#### [Extrait proposé]
- - - - - - -

Bruyant et décoiffé, tout en tatouages, cheveux mi-longs et pantalon imprimé serpent, Bado rentre après une longue soirée arrosée. Lorsqu’il appelle notre héroïne Eileen, on comprend que les Américains Brennan Gerard et Ryan Kelly ont transposé l’irlandaise née en 1878 dans la peau d’une personne racisée. « À l’époque, être une femme architecte était très marginal, assure le duo. Eileen Gray n’a d’ailleurs pas eu le droit au titre d’architecte. S’il y a toutefois davantage de femmes architectes aujourd’hui, les femmes architectes noires sont malheureusement encore trop rares. »

- - - - - - -

#### [Données fournies]
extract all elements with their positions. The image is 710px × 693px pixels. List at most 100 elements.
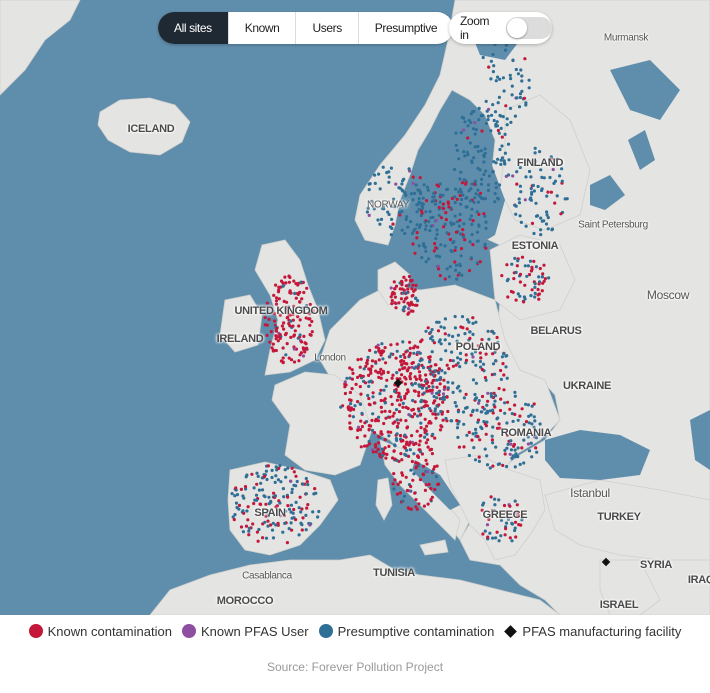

- - - - - - -

#### [Consigne A]
Pour chacune des affirmations suivantes, indiquez par oui ou par non si elle concorde avec l’extrait sur Eileen Gray, puis citez mot pour mot les termes de l’extrait qui tranchent. (i) Eileen Gray est née en 1878. (ii) Eileen Gray a obtenu le titre d’architecte. (iii) Brennan Gerard et Ryan Kelly sont irlandais.
#### [Consigne B]
Poursuivez l’extrait sur Eileen Gray en reprenant juste après sa dernière phrase.

#### [Bonne réponse A]
(i) Oui : « l’irlandaise née en 1878 ».
(ii) Non : « Eileen Gray n’a d’ailleurs pas eu le droit au titre d’architecte. »
(iii) Non : « les Américains Brennan Gerard et Ryan Kelly ».

#### [Bonne réponse B]
Si les personnages ont réellement existé – Eileen Gray, la chanteuse Damia, son amante pour un temps, et Jean dit ‘Bado’ Badovici, son vieil ami pour qui elle a construit E-1027 – les situations et les dialogues, eux, ont été extrapolés voire inventés. Le triangle amoureux, la surprise party improvisée et, surtout, l’architecte partant incognito, ultra chic dans un ensemble en denim bleu surpiqué de blanc et lunettes noires vissées sur le nez, après avoir mis le feu à son chef-d’œuvre pour ne jamais y retourner. « Cet élément lui correspond beaucoup. Eileen Gray a brûlé une grande partie de ses archives, elle ne voulaient pas qu’elles lui survivent. Mais nous voulions également rappeler que le littoral méditerranéen est fragile et menacé, constamment victime d’incendies. »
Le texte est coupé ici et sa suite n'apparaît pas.